**Given request:** Examine the material below and count the lines that hold the word "page". Report only the number.

Data records:
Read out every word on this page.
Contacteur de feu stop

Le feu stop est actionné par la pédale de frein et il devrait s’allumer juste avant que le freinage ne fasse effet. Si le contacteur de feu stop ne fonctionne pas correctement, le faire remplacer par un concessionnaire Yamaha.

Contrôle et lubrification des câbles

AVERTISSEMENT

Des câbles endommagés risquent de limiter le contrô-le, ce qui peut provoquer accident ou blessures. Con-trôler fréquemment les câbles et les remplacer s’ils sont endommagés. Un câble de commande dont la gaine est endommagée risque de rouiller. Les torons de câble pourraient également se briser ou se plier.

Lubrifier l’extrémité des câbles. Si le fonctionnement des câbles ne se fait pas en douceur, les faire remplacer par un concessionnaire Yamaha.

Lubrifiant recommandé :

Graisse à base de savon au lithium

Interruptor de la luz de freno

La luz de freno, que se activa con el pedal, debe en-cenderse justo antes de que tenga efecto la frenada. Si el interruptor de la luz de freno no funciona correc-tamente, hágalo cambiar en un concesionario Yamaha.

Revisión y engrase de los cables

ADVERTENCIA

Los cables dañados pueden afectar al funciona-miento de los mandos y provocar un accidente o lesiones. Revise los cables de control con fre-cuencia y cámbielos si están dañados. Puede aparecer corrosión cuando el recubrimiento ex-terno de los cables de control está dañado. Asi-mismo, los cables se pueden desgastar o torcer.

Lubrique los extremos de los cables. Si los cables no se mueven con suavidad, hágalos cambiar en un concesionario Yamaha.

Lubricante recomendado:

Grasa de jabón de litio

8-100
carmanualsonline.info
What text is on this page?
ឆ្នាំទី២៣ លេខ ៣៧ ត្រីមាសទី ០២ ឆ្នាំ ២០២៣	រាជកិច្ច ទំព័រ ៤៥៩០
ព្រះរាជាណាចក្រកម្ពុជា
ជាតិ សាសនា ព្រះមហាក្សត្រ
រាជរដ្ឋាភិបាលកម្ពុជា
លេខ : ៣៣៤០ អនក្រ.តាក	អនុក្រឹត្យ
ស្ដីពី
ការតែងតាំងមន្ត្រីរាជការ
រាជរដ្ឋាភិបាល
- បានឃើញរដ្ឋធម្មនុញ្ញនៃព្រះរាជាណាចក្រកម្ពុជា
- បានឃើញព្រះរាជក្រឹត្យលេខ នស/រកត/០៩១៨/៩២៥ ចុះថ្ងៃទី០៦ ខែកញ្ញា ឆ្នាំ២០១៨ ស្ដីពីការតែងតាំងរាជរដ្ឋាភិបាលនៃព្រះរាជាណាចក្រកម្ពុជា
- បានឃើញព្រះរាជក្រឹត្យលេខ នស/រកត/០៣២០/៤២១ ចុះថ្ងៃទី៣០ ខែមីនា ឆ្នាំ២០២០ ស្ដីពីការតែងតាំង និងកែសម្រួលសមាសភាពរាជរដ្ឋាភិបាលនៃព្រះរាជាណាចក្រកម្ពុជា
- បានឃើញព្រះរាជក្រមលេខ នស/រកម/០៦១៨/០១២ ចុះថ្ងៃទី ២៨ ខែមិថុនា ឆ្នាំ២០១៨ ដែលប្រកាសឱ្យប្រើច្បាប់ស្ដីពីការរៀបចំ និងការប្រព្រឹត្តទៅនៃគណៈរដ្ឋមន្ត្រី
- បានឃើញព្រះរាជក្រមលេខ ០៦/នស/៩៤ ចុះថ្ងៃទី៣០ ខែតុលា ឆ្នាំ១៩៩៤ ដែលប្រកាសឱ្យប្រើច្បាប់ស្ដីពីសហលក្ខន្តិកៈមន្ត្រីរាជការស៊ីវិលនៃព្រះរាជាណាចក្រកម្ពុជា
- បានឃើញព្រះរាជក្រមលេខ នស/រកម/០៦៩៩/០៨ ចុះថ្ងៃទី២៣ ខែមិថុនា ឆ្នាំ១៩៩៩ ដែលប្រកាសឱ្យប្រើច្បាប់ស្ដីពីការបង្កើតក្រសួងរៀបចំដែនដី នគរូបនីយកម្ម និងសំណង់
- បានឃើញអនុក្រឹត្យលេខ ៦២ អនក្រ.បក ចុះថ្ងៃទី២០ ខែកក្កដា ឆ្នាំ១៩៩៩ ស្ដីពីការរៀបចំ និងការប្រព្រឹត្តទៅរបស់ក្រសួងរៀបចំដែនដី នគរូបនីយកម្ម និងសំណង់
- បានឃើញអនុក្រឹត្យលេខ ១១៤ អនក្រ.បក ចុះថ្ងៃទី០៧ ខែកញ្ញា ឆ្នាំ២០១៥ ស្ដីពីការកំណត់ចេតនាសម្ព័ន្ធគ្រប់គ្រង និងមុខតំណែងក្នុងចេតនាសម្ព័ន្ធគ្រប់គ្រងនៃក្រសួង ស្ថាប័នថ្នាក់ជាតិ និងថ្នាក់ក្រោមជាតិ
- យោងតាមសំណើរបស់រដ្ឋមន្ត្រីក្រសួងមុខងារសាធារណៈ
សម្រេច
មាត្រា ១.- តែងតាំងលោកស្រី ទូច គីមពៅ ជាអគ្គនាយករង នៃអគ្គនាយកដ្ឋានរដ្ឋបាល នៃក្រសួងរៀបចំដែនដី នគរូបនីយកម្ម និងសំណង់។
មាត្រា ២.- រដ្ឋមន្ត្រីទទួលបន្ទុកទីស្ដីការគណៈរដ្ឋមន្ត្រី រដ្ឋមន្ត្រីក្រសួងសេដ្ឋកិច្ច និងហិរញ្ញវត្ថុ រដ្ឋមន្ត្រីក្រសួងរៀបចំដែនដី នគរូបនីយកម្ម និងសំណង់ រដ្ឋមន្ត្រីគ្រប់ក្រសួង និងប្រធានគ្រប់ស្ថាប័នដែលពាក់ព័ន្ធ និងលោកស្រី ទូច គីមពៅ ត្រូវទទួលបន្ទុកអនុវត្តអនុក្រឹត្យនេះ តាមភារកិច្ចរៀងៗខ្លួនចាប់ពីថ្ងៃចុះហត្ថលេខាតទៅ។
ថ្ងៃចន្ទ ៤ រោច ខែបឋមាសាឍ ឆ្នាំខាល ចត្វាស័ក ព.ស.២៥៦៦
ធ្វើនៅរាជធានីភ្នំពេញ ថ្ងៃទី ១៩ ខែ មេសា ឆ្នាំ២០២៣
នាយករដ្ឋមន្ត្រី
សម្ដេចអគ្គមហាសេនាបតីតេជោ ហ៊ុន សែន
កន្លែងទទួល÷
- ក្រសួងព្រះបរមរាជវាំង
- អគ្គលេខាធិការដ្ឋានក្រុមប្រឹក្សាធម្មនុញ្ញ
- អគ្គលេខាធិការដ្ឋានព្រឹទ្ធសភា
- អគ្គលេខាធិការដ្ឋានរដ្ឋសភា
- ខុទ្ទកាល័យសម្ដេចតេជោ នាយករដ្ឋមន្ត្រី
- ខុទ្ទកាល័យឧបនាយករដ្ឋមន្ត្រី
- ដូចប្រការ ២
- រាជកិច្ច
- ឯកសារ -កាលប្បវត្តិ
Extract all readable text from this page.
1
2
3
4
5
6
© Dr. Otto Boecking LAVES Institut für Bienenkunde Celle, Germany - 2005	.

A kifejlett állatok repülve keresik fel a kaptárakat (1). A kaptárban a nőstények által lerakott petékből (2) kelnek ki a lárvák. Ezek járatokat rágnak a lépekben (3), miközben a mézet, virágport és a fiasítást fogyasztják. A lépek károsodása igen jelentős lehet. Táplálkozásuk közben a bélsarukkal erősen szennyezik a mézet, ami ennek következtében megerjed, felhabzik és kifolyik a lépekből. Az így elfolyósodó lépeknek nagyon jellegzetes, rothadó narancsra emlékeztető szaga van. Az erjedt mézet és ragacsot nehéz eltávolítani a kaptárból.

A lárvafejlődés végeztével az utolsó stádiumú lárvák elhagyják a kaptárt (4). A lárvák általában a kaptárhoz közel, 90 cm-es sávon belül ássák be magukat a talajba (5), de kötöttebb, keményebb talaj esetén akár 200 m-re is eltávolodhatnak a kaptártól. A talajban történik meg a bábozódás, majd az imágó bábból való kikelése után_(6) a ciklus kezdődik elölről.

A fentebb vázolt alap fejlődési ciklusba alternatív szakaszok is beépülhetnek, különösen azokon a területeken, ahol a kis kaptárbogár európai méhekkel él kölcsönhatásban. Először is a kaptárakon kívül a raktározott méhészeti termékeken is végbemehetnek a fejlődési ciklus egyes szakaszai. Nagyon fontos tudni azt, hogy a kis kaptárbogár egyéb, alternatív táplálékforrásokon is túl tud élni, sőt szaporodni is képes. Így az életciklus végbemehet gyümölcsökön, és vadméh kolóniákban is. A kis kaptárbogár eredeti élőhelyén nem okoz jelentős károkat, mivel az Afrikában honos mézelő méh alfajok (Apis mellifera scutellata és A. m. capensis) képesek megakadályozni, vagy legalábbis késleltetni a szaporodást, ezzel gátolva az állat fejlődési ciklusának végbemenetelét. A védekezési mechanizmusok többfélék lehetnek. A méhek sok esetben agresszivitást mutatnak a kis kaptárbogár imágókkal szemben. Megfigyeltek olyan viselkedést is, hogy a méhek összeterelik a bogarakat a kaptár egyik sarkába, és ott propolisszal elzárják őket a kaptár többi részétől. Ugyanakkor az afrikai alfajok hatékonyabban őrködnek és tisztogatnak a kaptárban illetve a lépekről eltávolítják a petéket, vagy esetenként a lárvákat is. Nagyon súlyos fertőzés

**Written solution:** 3